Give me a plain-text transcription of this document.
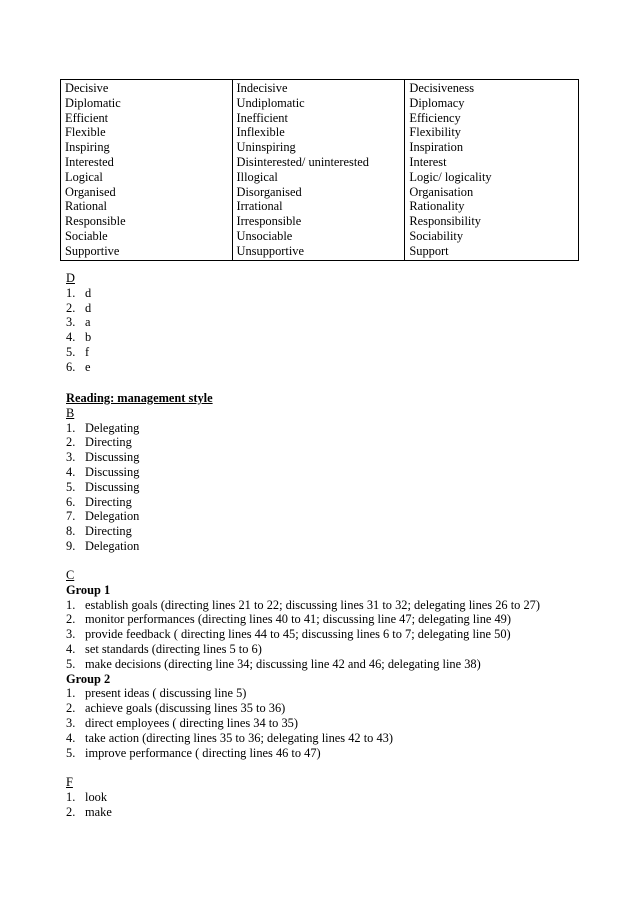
Decisive	Indecisive	Decisiveness
Diplomatic	Undiplomatic	Diplomacy
Efficient	Inefficient	Efficiency
Flexible	Inflexible	Flexibility
Inspiring	Uninspiring	Inspiration
Interested	Disinterested/ uninterested	Interest
Logical	Illogical	Logic/ logicality
Organised	Disorganised	Organisation
Rational	Irrational	Rationality
Responsible	Irresponsible	Responsibility
Sociable	Unsociable	Sociability
Supportive	Unsupportive	Support
D
1. d
2. d
3. a
4. b
5. f
6. e
Reading: management style
B
1. Delegating
2. Directing
3. Discussing
4. Discussing
5. Discussing
6. Directing
7. Delegation
8. Directing
9. Delegation
C
Group 1
1. establish goals (directing lines 21 to 22; discussing lines 31 to 32; delegating lines 26 to 27)
2. monitor performances (directing lines 40 to 41; discussing line 47; delegating line 49)
3. provide feedback ( directing lines 44 to 45; discussing lines 6 to 7; delegating line 50)
4. set standards (directing lines 5 to 6)
5. make decisions (directing line 34; discussing line 42 and 46; delegating line 38)
Group 2
1. present ideas ( discussing line 5)
2. achieve goals (discussing lines 35 to 36)
3. direct employees ( directing lines 34 to 35)
4. take action (directing lines 35 to 36; delegating lines 42 to 43)
5. improve performance ( directing lines 46 to 47)
F
1. look
2. make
┄┄┄┄┄┄
> _WHAT YOU SHOULD DO_: Copy the listing in full and without alteration, omitting every picture.

> _SOLUTION_:
Give me a plain-text transcription of this document.
Decisive	Indecisive	Decisiveness
Diplomatic	Undiplomatic	Diplomacy
Efficient	Inefficient	Efficiency
Flexible	Inflexible	Flexibility
Inspiring	Uninspiring	Inspiration
Interested	Disinterested/ uninterested	Interest
Logical	Illogical	Logic/ logicality
Organised	Disorganised	Organisation
Rational	Irrational	Rationality
Responsible	Irresponsible	Responsibility
Sociable	Unsociable	Sociability
Supportive	Unsupportive	Support
D
1. d
2. d
3. a
4. b
5. f
6. e
Reading: management style
B
1. Delegating
2. Directing
3. Discussing
4. Discussing
5. Discussing
6. Directing
7. Delegation
8. Directing
9. Delegation
C
Group 1
1. establish goals (directing lines 21 to 22; discussing lines 31 to 32; delegating lines 26 to 27)
2. monitor performances (directing lines 40 to 41; discussing line 47; delegating line 49)
3. provide feedback ( directing lines 44 to 45; discussing lines 6 to 7; delegating line 50)
4. set standards (directing lines 5 to 6)
5. make decisions (directing line 34; discussing line 42 and 46; delegating line 38)
Group 2
1. present ideas ( discussing line 5)
2. achieve goals (discussing lines 35 to 36)
3. direct employees ( directing lines 34 to 35)
4. take action (directing lines 35 to 36; delegating lines 42 to 43)
5. improve performance ( directing lines 46 to 47)
F
1. look
2. make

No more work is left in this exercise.